Write down every entry below once more, exactly.

• [RECORD EXCERPTS]

◆ ◆ ◆

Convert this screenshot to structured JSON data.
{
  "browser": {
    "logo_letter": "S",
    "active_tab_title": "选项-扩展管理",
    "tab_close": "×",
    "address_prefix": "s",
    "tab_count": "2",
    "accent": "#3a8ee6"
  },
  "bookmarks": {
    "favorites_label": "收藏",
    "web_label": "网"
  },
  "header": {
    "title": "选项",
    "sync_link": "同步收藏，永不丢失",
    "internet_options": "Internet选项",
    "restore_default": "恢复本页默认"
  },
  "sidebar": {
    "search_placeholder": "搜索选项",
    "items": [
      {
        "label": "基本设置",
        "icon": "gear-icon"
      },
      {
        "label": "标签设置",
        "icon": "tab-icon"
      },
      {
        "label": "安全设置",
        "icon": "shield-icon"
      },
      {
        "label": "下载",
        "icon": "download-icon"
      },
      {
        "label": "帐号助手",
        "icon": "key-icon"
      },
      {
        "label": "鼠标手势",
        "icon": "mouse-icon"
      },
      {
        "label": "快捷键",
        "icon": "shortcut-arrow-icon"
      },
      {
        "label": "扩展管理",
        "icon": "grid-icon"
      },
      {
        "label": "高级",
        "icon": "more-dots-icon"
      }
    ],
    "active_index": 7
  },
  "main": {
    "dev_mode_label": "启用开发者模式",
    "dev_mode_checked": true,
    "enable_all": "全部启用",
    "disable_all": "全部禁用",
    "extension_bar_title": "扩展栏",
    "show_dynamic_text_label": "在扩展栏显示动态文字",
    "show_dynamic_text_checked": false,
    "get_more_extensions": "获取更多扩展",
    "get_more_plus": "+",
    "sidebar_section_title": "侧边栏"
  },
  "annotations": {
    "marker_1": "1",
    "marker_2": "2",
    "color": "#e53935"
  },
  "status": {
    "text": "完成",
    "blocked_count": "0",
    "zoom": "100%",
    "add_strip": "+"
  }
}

◆ ◆ ◆

• [RESPONSE]
Convert this screenshot to structured JSON data.
{
  "browser": {
    "logo_letter": "S",
    "active_tab_title": "选项-扩展管理",
    "tab_close": "×",
    "address_prefix": "s",
    "tab_count": "2",
    "accent": "#3a8ee6"
  },
  "bookmarks": {
    "favorites_label": "收藏",
    "web_label": "网"
  },
  "header": {
    "title": "选项",
    "sync_link": "同步收藏，永不丢失",
    "internet_options": "Internet选项",
    "restore_default": "恢复本页默认"
  },
  "sidebar": {
    "search_placeholder": "搜索选项",
    "items": [
      {
        "label": "基本设置",
        "icon": "gear-icon"
      },
      {
        "label": "标签设置",
        "icon": "tab-icon"
      },
      {
        "label": "安全设置",
        "icon": "shield-icon"
      },
      {
        "label": "下载",
        "icon": "download-icon"
      },
      {
        "label": "帐号助手",
        "icon": "key-icon"
      },
      {
        "label": "鼠标手势",
        "icon": "mouse-icon"
      },
      {
        "label": "快捷键",
        "icon": "shortcut-arrow-icon"
      },
      {
        "label": "扩展管理",
        "icon": "grid-icon"
      },
      {
        "label": "高级",
        "icon": "more-dots-icon"
      }
    ],
    "active_index": 7
  },
  "main": {
    "dev_mode_label": "启用开发者模式",
    "dev_mode_checked": true,
    "enable_all": "全部启用",
    "disable_all": "全部禁用",
    "extension_bar_title": "扩展栏",
    "show_dynamic_text_label": "在扩展栏显示动态文字",
    "show_dynamic_text_checked": false,
    "get_more_extensions": "获取更多扩展",
    "get_more_plus": "+",
    "sidebar_section_title": "侧边栏"
  },
  "annotations": {
    "marker_1": "1",
    "marker_2": "2",
    "color": "#e53935"
  },
  "status": {
    "text": "完成",
    "blocked_count": "0",
    "zoom": "100%",
    "add_strip": "+"
  }
}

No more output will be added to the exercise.